***** Data shown

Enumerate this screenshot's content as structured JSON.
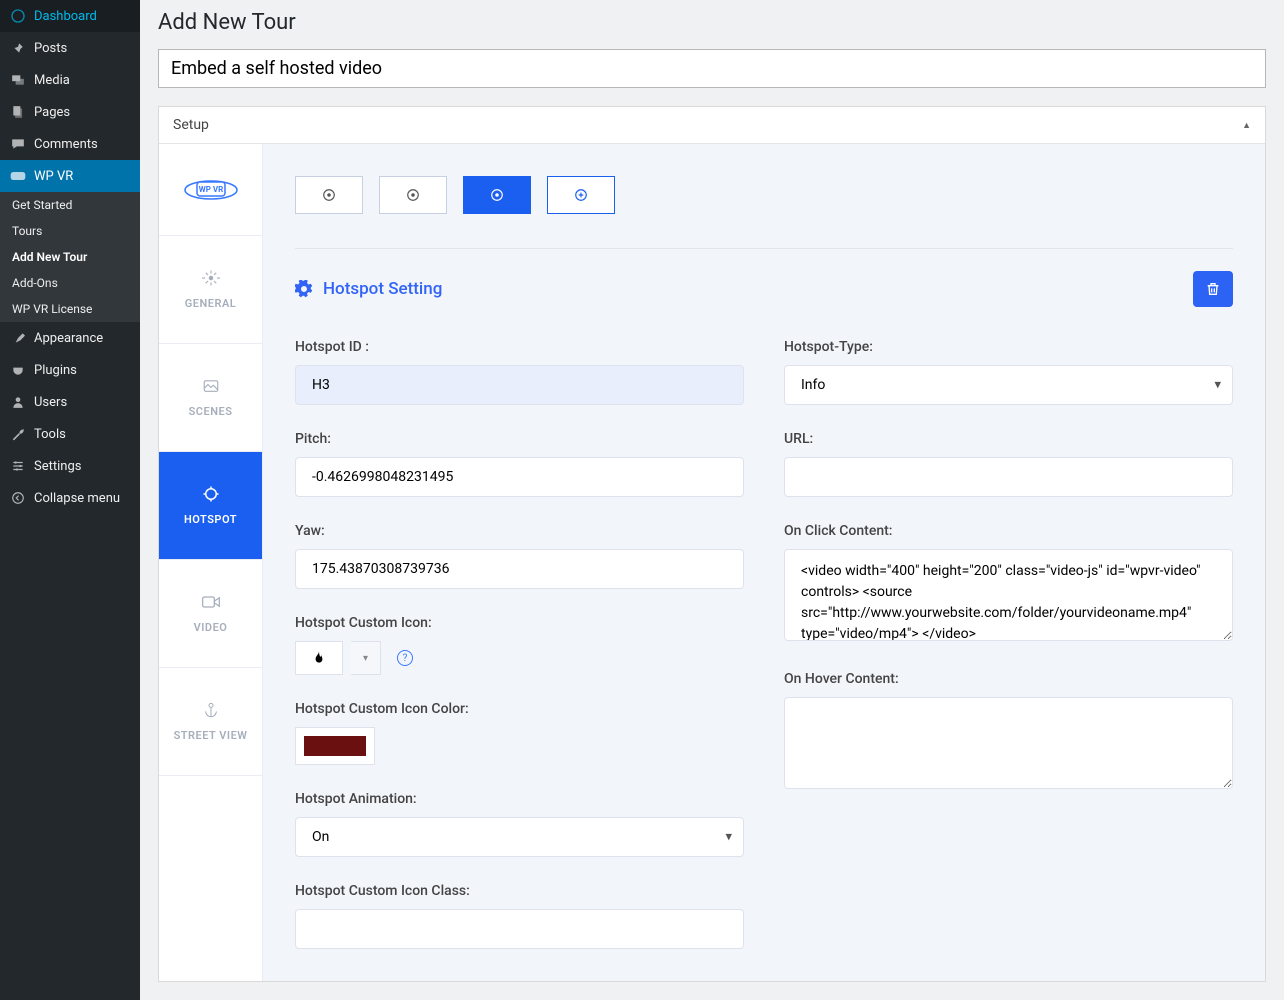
{
  "sidebar": {
    "items": [
      {
        "label": "Dashboard"
      },
      {
        "label": "Posts"
      },
      {
        "label": "Media"
      },
      {
        "label": "Pages"
      },
      {
        "label": "Comments"
      }
    ],
    "active": {
      "label": "WP VR"
    },
    "sub": [
      {
        "label": "Get Started"
      },
      {
        "label": "Tours"
      },
      {
        "label": "Add New Tour"
      },
      {
        "label": "Add-Ons"
      },
      {
        "label": "WP VR License"
      }
    ],
    "items2": [
      {
        "label": "Appearance"
      },
      {
        "label": "Plugins"
      },
      {
        "label": "Users"
      },
      {
        "label": "Tools"
      },
      {
        "label": "Settings"
      },
      {
        "label": "Collapse menu"
      }
    ]
  },
  "page": {
    "title": "Add New Tour",
    "post_title": "Embed a self hosted video"
  },
  "panel": {
    "header": "Setup"
  },
  "tabs": {
    "logo_text": "WP VR",
    "general": "GENERAL",
    "scenes": "SCENES",
    "hotspot": "HOTSPOT",
    "video": "VIDEO",
    "streetview": "STREET VIEW"
  },
  "form": {
    "section_title": "Hotspot Setting",
    "hotspot_id_label": "Hotspot ID :",
    "hotspot_id_value": "H3",
    "pitch_label": "Pitch:",
    "pitch_value": "-0.4626998048231495",
    "yaw_label": "Yaw:",
    "yaw_value": "175.43870308739736",
    "icon_label": "Hotspot Custom Icon:",
    "icon_color_label": "Hotspot Custom Icon Color:",
    "icon_color_value": "#6b1010",
    "animation_label": "Hotspot Animation:",
    "animation_value": "On",
    "icon_class_label": "Hotspot Custom Icon Class:",
    "icon_class_value": "",
    "type_label": "Hotspot-Type:",
    "type_value": "Info",
    "url_label": "URL:",
    "url_value": "",
    "onclick_label": "On Click Content:",
    "onclick_value": "<video width=\"400\" height=\"200\" class=\"video-js\" id=\"wpvr-video\" controls> <source src=\"http://www.yourwebsite.com/folder/yourvideoname.mp4\" type=\"video/mp4\"> </video>",
    "onhover_label": "On Hover Content:",
    "onhover_value": ""
  }
}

**********

- [Required task]:
Check each line above for "video" and return the ones that have it.

- [Exercise solution]:
    "post_title": "Embed a self hosted video"
    "video": "VIDEO",
    "onclick_value": "<video width=\"400\" height=\"200\" class=\"video-js\" id=\"wpvr-video\" controls> <source src=\"http://www.yourwebsite.com/folder/yourvideoname.mp4\" type=\"video/mp4\"> </video>",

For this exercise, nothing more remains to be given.